▶ **Input material**
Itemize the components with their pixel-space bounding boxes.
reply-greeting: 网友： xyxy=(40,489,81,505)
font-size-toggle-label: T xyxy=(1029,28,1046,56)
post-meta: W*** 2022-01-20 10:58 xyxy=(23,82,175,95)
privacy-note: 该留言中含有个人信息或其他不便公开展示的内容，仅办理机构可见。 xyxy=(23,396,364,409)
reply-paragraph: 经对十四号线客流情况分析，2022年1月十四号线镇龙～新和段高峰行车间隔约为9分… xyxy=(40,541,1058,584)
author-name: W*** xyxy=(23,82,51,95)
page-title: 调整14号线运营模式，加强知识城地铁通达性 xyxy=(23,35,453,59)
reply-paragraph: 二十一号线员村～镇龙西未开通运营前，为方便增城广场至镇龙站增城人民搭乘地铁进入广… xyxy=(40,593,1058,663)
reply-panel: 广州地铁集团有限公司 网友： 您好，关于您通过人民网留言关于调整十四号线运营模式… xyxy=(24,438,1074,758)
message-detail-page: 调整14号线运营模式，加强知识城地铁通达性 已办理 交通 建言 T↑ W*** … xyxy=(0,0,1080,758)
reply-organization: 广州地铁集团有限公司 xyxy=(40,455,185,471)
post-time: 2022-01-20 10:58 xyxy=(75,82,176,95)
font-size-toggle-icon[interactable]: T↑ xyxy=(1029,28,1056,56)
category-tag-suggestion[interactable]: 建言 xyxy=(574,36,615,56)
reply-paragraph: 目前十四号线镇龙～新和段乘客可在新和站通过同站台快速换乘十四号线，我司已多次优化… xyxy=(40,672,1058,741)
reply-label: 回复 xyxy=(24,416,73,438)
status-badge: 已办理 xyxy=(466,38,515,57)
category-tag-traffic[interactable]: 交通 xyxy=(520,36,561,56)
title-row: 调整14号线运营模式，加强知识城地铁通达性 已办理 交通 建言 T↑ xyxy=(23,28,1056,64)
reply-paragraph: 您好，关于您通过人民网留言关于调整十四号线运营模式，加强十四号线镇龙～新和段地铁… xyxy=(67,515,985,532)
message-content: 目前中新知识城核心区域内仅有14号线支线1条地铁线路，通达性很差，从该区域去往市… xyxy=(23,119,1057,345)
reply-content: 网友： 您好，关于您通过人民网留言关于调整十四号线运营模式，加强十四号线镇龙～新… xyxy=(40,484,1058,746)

▶ **Stated task**
Copy the material word for word, from its first line through the line containing "post-meta: W*** 2022-01-20", including both of those lines.

▶ **The output**
Itemize the components with their pixel-space bounding boxes.
reply-greeting: 网友： xyxy=(40,489,81,505)
font-size-toggle-label: T xyxy=(1029,28,1046,56)
post-meta: W*** 2022-01-20 10:58 xyxy=(23,82,175,95)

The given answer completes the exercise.